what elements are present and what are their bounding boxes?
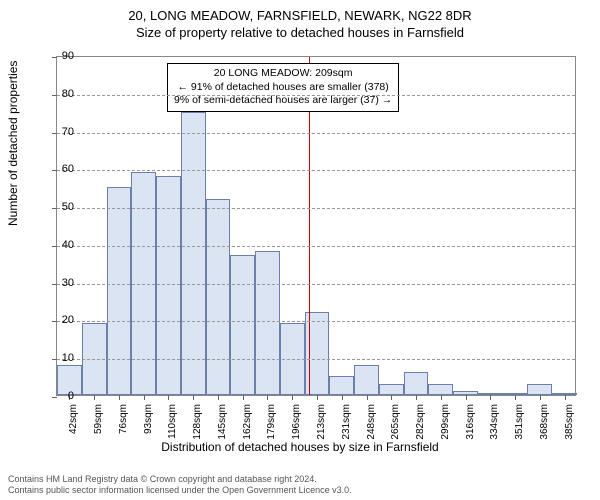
x-tick (391, 395, 392, 400)
y-tick-label: 60 (62, 163, 74, 175)
footer-text: Contains HM Land Registry data © Crown c… (8, 474, 352, 496)
x-tick (441, 395, 442, 400)
x-tick-label: 110sqm (167, 404, 178, 444)
info-box: 20 LONG MEADOW: 209sqm ← 91% of detached… (167, 63, 399, 112)
x-tick (168, 395, 169, 400)
x-tick-label: 282sqm (415, 404, 426, 444)
bar (428, 384, 453, 395)
x-tick-label: 42sqm (68, 404, 79, 444)
y-tick (52, 170, 57, 171)
x-tick (267, 395, 268, 400)
x-tick-label: 299sqm (440, 404, 451, 444)
x-tick-label: 145sqm (217, 404, 228, 444)
y-tick (52, 246, 57, 247)
x-tick (218, 395, 219, 400)
x-tick (292, 395, 293, 400)
grid-line (57, 321, 575, 322)
x-tick (540, 395, 541, 400)
grid-line (57, 170, 575, 171)
x-tick (490, 395, 491, 400)
x-tick-label: 334sqm (489, 404, 500, 444)
y-tick-label: 20 (62, 314, 74, 326)
x-tick-label: 213sqm (316, 404, 327, 444)
bar (379, 384, 404, 395)
x-tick (342, 395, 343, 400)
x-tick-label: 93sqm (143, 404, 154, 444)
bar (255, 251, 280, 395)
x-tick (243, 395, 244, 400)
footer-line-1: Contains HM Land Registry data © Crown c… (8, 474, 352, 485)
bar (527, 384, 552, 395)
y-axis-label: Number of detached properties (6, 61, 20, 226)
x-tick-label: 59sqm (93, 404, 104, 444)
info-line-2: ← 91% of detached houses are smaller (37… (174, 81, 392, 95)
y-tick (52, 57, 57, 58)
x-tick-label: 76sqm (118, 404, 129, 444)
bar (230, 255, 255, 395)
x-tick-label: 231sqm (341, 404, 352, 444)
grid-line (57, 246, 575, 247)
chart-container: 20, LONG MEADOW, FARNSFIELD, NEWARK, NG2… (0, 0, 600, 500)
y-tick (52, 95, 57, 96)
grid-line (57, 95, 575, 96)
x-tick (119, 395, 120, 400)
bar (206, 199, 231, 395)
x-tick-label: 128sqm (192, 404, 203, 444)
info-line-3: 9% of semi-detached houses are larger (3… (174, 94, 392, 108)
x-tick (466, 395, 467, 400)
y-tick (52, 321, 57, 322)
x-tick (317, 395, 318, 400)
title-main: 20, LONG MEADOW, FARNSFIELD, NEWARK, NG2… (0, 8, 600, 23)
grid-line (57, 359, 575, 360)
x-tick (416, 395, 417, 400)
footer-line-2: Contains public sector information licen… (8, 485, 352, 496)
x-tick (94, 395, 95, 400)
grid-line (57, 133, 575, 134)
chart-plot-area: 20 LONG MEADOW: 209sqm ← 91% of detached… (56, 56, 576, 396)
title-sub: Size of property relative to detached ho… (0, 25, 600, 40)
x-tick-label: 351sqm (514, 404, 525, 444)
x-tick (193, 395, 194, 400)
grid-line (57, 284, 575, 285)
x-tick-label: 179sqm (266, 404, 277, 444)
bar (354, 365, 379, 395)
x-tick-label: 248sqm (366, 404, 377, 444)
x-tick-label: 316sqm (465, 404, 476, 444)
x-tick-label: 196sqm (291, 404, 302, 444)
x-tick (144, 395, 145, 400)
x-tick (367, 395, 368, 400)
title-block: 20, LONG MEADOW, FARNSFIELD, NEWARK, NG2… (0, 0, 600, 40)
grid-line (57, 208, 575, 209)
bar (404, 372, 429, 395)
x-tick (515, 395, 516, 400)
y-tick-label: 80 (62, 88, 74, 100)
x-tick-label: 265sqm (390, 404, 401, 444)
y-tick (52, 208, 57, 209)
bar (329, 376, 354, 395)
y-tick (52, 397, 57, 398)
y-tick-label: 70 (62, 126, 74, 138)
y-tick-label: 90 (62, 50, 74, 62)
y-tick-label: 50 (62, 201, 74, 213)
y-tick-label: 40 (62, 239, 74, 251)
y-tick (52, 359, 57, 360)
x-tick-label: 368sqm (539, 404, 550, 444)
y-tick (52, 133, 57, 134)
x-tick-label: 162sqm (242, 404, 253, 444)
info-line-1: 20 LONG MEADOW: 209sqm (174, 67, 392, 81)
y-tick-label: 0 (68, 390, 74, 402)
y-tick (52, 284, 57, 285)
y-tick-label: 30 (62, 277, 74, 289)
y-tick-label: 10 (62, 352, 74, 364)
x-tick (565, 395, 566, 400)
bar (107, 187, 132, 395)
bar (181, 112, 206, 395)
x-tick-label: 385sqm (564, 404, 575, 444)
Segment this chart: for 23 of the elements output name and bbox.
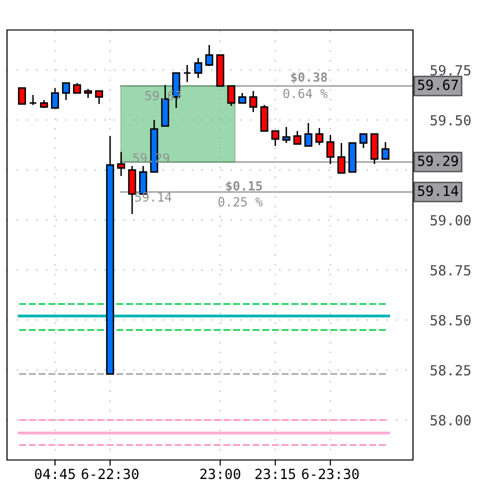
y-tick-label: 58.00: [430, 415, 471, 426]
ref-line-label: 59.29: [418, 156, 458, 166]
candlestick: [18, 87, 26, 105]
y-tick-label: 59.00: [430, 215, 471, 226]
ref-line-label: 59.67: [418, 80, 458, 90]
x-tick-label: 6-22:30: [82, 468, 138, 480]
y-tick-label: 58.50: [430, 315, 471, 326]
x-tick-label: 23:00: [200, 468, 240, 480]
x-tick-label: 6-23:30: [302, 468, 359, 480]
y-tick-label: 58.25: [430, 365, 470, 376]
annotation: 0.25 %: [218, 197, 263, 207]
annotation: 0.64 %: [283, 88, 328, 98]
y-tick-label: 58.75: [430, 265, 470, 276]
candlestick: [183, 64, 192, 83]
candlestick: [28, 94, 37, 106]
ref-line-label: 59.14: [418, 186, 458, 196]
annotation: $0.15: [226, 180, 262, 192]
annotation: 59.14: [135, 192, 172, 202]
x-tick-label: 23:15: [255, 468, 296, 480]
y-tick-label: 59.50: [430, 115, 471, 126]
x-tick-label: 04:45: [35, 468, 75, 480]
annotation: $0.38: [291, 72, 327, 84]
y-tick-label: 59.75: [430, 65, 470, 76]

####

Write out the listing lines above exactly, from the one containing "x-tick (391, 395, 392, 400)" down to the one containing "y-tick (52, 170, 57, 171)", both included.

OUTPUT FOR THIS TASK
x-tick (391, 395, 392, 400)
y-tick-label: 60 (62, 163, 74, 175)
footer-text: Contains HM Land Registry data © Crown c… (8, 474, 352, 496)
x-tick (441, 395, 442, 400)
x-tick-label: 110sqm (167, 404, 178, 444)
info-box: 20 LONG MEADOW: 209sqm ← 91% of detached… (167, 63, 399, 112)
x-tick (168, 395, 169, 400)
x-tick-label: 282sqm (415, 404, 426, 444)
bar (428, 384, 453, 395)
x-tick-label: 42sqm (68, 404, 79, 444)
y-tick (52, 170, 57, 171)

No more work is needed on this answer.